- [Material for the task]:
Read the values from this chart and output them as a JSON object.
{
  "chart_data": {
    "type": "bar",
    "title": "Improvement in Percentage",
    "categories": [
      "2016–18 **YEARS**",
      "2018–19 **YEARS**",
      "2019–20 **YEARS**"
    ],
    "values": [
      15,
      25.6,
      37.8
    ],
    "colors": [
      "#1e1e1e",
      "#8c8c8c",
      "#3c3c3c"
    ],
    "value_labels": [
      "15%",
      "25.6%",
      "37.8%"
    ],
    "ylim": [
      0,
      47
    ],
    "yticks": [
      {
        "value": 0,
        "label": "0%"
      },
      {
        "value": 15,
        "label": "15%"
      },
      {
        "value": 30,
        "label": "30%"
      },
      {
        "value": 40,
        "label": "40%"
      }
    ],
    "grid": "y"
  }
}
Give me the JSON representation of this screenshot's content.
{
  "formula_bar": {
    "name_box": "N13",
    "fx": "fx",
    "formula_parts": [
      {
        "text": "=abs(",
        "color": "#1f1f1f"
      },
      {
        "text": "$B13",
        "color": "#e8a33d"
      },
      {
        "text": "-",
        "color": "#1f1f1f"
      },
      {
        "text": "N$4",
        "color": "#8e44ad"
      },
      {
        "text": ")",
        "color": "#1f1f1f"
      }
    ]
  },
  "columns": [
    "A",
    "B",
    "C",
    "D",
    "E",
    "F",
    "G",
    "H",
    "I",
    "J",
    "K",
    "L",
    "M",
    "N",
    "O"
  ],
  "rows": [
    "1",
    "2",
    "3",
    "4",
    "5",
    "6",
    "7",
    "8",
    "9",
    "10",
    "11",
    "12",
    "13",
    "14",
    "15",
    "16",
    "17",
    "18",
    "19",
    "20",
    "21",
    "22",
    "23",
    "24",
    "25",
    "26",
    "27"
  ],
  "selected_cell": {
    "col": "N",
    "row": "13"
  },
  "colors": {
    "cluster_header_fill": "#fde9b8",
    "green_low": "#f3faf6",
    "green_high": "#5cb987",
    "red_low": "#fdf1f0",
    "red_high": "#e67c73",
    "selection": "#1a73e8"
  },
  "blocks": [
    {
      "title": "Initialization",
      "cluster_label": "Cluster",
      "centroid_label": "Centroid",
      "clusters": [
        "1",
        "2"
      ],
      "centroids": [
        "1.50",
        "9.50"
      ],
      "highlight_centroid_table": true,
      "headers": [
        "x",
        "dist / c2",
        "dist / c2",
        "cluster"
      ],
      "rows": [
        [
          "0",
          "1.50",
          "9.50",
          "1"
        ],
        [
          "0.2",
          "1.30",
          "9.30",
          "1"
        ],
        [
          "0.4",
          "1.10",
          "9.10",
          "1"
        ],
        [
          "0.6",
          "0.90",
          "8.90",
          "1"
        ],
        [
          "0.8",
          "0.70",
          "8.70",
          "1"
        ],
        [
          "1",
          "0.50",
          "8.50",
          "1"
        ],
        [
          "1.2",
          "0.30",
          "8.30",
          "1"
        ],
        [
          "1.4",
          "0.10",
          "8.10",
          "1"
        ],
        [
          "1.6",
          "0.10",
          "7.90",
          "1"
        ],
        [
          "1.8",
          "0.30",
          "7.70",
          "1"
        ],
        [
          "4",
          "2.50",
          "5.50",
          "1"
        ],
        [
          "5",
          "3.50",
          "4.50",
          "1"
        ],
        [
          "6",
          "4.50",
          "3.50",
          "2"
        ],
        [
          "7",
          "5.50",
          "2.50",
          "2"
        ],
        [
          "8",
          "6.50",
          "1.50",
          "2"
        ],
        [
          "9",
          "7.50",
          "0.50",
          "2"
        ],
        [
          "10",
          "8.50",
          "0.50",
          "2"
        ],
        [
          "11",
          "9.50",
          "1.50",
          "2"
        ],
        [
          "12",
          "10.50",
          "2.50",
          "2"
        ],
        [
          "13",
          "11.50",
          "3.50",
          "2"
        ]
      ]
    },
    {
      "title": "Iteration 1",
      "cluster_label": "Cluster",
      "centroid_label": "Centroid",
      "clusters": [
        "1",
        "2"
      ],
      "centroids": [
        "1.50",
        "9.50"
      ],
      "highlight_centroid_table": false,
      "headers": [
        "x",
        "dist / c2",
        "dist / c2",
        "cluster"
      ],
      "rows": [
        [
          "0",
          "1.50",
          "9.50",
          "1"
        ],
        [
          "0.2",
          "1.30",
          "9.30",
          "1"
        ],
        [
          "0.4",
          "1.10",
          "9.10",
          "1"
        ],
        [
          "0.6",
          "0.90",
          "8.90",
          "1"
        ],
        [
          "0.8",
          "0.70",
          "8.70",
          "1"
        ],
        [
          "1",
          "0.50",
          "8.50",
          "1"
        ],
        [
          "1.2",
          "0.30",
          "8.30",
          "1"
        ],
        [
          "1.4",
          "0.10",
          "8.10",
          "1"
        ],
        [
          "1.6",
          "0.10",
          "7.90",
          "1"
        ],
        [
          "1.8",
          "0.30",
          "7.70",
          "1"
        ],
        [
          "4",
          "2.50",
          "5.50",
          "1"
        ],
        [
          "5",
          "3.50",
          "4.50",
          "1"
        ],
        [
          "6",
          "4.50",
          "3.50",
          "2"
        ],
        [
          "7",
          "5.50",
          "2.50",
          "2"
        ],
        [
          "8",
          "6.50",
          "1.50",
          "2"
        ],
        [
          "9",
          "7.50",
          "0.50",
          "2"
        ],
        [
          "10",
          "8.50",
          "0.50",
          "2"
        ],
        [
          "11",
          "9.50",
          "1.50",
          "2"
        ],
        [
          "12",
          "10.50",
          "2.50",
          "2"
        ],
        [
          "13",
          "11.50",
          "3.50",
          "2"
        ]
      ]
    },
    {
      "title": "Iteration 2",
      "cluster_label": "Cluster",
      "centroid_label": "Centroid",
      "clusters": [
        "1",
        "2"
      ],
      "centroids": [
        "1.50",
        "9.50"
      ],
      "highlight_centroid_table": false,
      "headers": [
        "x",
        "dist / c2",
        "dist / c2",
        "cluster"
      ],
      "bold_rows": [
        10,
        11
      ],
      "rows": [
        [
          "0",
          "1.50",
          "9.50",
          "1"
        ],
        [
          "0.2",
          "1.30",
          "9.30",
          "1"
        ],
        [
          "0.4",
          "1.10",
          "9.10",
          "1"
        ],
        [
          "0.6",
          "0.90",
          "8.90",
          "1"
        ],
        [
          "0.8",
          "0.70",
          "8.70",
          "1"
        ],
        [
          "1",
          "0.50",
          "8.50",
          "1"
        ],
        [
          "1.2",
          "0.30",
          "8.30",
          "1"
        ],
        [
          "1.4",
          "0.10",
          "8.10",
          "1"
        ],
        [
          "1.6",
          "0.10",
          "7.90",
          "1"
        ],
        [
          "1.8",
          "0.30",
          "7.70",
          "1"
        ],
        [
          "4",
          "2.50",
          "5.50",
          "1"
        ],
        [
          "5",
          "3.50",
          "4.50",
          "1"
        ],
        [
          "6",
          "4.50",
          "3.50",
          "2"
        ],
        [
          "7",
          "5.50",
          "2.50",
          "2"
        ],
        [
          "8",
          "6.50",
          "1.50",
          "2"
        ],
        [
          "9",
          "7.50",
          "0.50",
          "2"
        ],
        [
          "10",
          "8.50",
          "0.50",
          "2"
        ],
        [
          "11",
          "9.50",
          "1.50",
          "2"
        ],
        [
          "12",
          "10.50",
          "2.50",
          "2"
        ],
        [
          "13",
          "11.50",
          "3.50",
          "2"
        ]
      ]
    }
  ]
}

- [Short exercise]:
Your task is to reproduce all of the records exactly.

- [Written response]:
Read the values from this chart and output them as a JSON object.
{
  "chart_data": {
    "type": "bar",
    "title": "Improvement in Percentage",
    "categories": [
      "2016–18 **YEARS**",
      "2018–19 **YEARS**",
      "2019–20 **YEARS**"
    ],
    "values": [
      15,
      25.6,
      37.8
    ],
    "colors": [
      "#1e1e1e",
      "#8c8c8c",
      "#3c3c3c"
    ],
    "value_labels": [
      "15%",
      "25.6%",
      "37.8%"
    ],
    "ylim": [
      0,
      47
    ],
    "yticks": [
      {
        "value": 0,
        "label": "0%"
      },
      {
        "value": 15,
        "label": "15%"
      },
      {
        "value": 30,
        "label": "30%"
      },
      {
        "value": 40,
        "label": "40%"
      }
    ],
    "grid": "y"
  }
}
Give me the JSON representation of this screenshot's content.
{
  "formula_bar": {
    "name_box": "N13",
    "fx": "fx",
    "formula_parts": [
      {
        "text": "=abs(",
        "color": "#1f1f1f"
      },
      {
        "text": "$B13",
        "color": "#e8a33d"
      },
      {
        "text": "-",
        "color": "#1f1f1f"
      },
      {
        "text": "N$4",
        "color": "#8e44ad"
      },
      {
        "text": ")",
        "color": "#1f1f1f"
      }
    ]
  },
  "columns": [
    "A",
    "B",
    "C",
    "D",
    "E",
    "F",
    "G",
    "H",
    "I",
    "J",
    "K",
    "L",
    "M",
    "N",
    "O"
  ],
  "rows": [
    "1",
    "2",
    "3",
    "4",
    "5",
    "6",
    "7",
    "8",
    "9",
    "10",
    "11",
    "12",
    "13",
    "14",
    "15",
    "16",
    "17",
    "18",
    "19",
    "20",
    "21",
    "22",
    "23",
    "24",
    "25",
    "26",
    "27"
  ],
  "selected_cell": {
    "col": "N",
    "row": "13"
  },
  "colors": {
    "cluster_header_fill": "#fde9b8",
    "green_low": "#f3faf6",
    "green_high": "#5cb987",
    "red_low": "#fdf1f0",
    "red_high": "#e67c73",
    "selection": "#1a73e8"
  },
  "blocks": [
    {
      "title": "Initialization",
      "cluster_label": "Cluster",
      "centroid_label": "Centroid",
      "clusters": [
        "1",
        "2"
      ],
      "centroids": [
        "1.50",
        "9.50"
      ],
      "highlight_centroid_table": true,
      "headers": [
        "x",
        "dist / c2",
        "dist / c2",
        "cluster"
      ],
      "rows": [
        [
          "0",
          "1.50",
          "9.50",
          "1"
        ],
        [
          "0.2",
          "1.30",
          "9.30",
          "1"
        ],
        [
          "0.4",
          "1.10",
          "9.10",
          "1"
        ],
        [
          "0.6",
          "0.90",
          "8.90",
          "1"
        ],
        [
          "0.8",
          "0.70",
          "8.70",
          "1"
        ],
        [
          "1",
          "0.50",
          "8.50",
          "1"
        ],
        [
          "1.2",
          "0.30",
          "8.30",
          "1"
        ],
        [
          "1.4",
          "0.10",
          "8.10",
          "1"
        ],
        [
          "1.6",
          "0.10",
          "7.90",
          "1"
        ],
        [
          "1.8",
          "0.30",
          "7.70",
          "1"
        ],
        [
          "4",
          "2.50",
          "5.50",
          "1"
        ],
        [
          "5",
          "3.50",
          "4.50",
          "1"
        ],
        [
          "6",
          "4.50",
          "3.50",
          "2"
        ],
        [
          "7",
          "5.50",
          "2.50",
          "2"
        ],
        [
          "8",
          "6.50",
          "1.50",
          "2"
        ],
        [
          "9",
          "7.50",
          "0.50",
          "2"
        ],
        [
          "10",
          "8.50",
          "0.50",
          "2"
        ],
        [
          "11",
          "9.50",
          "1.50",
          "2"
        ],
        [
          "12",
          "10.50",
          "2.50",
          "2"
        ],
        [
          "13",
          "11.50",
          "3.50",
          "2"
        ]
      ]
    },
    {
      "title": "Iteration 1",
      "cluster_label": "Cluster",
      "centroid_label": "Centroid",
      "clusters": [
        "1",
        "2"
      ],
      "centroids": [
        "1.50",
        "9.50"
      ],
      "highlight_centroid_table": false,
      "headers": [
        "x",
        "dist / c2",
        "dist / c2",
        "cluster"
      ],
      "rows": [
        [
          "0",
          "1.50",
          "9.50",
          "1"
        ],
        [
          "0.2",
          "1.30",
          "9.30",
          "1"
        ],
        [
          "0.4",
          "1.10",
          "9.10",
          "1"
        ],
        [
          "0.6",
          "0.90",
          "8.90",
          "1"
        ],
        [
          "0.8",
          "0.70",
          "8.70",
          "1"
        ],
        [
          "1",
          "0.50",
          "8.50",
          "1"
        ],
        [
          "1.2",
          "0.30",
          "8.30",
          "1"
        ],
        [
          "1.4",
          "0.10",
          "8.10",
          "1"
        ],
        [
          "1.6",
          "0.10",
          "7.90",
          "1"
        ],
        [
          "1.8",
          "0.30",
          "7.70",
          "1"
        ],
        [
          "4",
          "2.50",
          "5.50",
          "1"
        ],
        [
          "5",
          "3.50",
          "4.50",
          "1"
        ],
        [
          "6",
          "4.50",
          "3.50",
          "2"
        ],
        [
          "7",
          "5.50",
          "2.50",
          "2"
        ],
        [
          "8",
          "6.50",
          "1.50",
          "2"
        ],
        [
          "9",
          "7.50",
          "0.50",
          "2"
        ],
        [
          "10",
          "8.50",
          "0.50",
          "2"
        ],
        [
          "11",
          "9.50",
          "1.50",
          "2"
        ],
        [
          "12",
          "10.50",
          "2.50",
          "2"
        ],
        [
          "13",
          "11.50",
          "3.50",
          "2"
        ]
      ]
    },
    {
      "title": "Iteration 2",
      "cluster_label": "Cluster",
      "centroid_label": "Centroid",
      "clusters": [
        "1",
        "2"
      ],
      "centroids": [
        "1.50",
        "9.50"
      ],
      "highlight_centroid_table": false,
      "headers": [
        "x",
        "dist / c2",
        "dist / c2",
        "cluster"
      ],
      "bold_rows": [
        10,
        11
      ],
      "rows": [
        [
          "0",
          "1.50",
          "9.50",
          "1"
        ],
        [
          "0.2",
          "1.30",
          "9.30",
          "1"
        ],
        [
          "0.4",
          "1.10",
          "9.10",
          "1"
        ],
        [
          "0.6",
          "0.90",
          "8.90",
          "1"
        ],
        [
          "0.8",
          "0.70",
          "8.70",
          "1"
        ],
        [
          "1",
          "0.50",
          "8.50",
          "1"
        ],
        [
          "1.2",
          "0.30",
          "8.30",
          "1"
        ],
        [
          "1.4",
          "0.10",
          "8.10",
          "1"
        ],
        [
          "1.6",
          "0.10",
          "7.90",
          "1"
        ],
        [
          "1.8",
          "0.30",
          "7.70",
          "1"
        ],
        [
          "4",
          "2.50",
          "5.50",
          "1"
        ],
        [
          "5",
          "3.50",
          "4.50",
          "1"
        ],
        [
          "6",
          "4.50",
          "3.50",
          "2"
        ],
        [
          "7",
          "5.50",
          "2.50",
          "2"
        ],
        [
          "8",
          "6.50",
          "1.50",
          "2"
        ],
        [
          "9",
          "7.50",
          "0.50",
          "2"
        ],
        [
          "10",
          "8.50",
          "0.50",
          "2"
        ],
        [
          "11",
          "9.50",
          "1.50",
          "2"
        ],
        [
          "12",
          "10.50",
          "2.50",
          "2"
        ],
        [
          "13",
          "11.50",
          "3.50",
          "2"
        ]
      ]
    }
  ]
}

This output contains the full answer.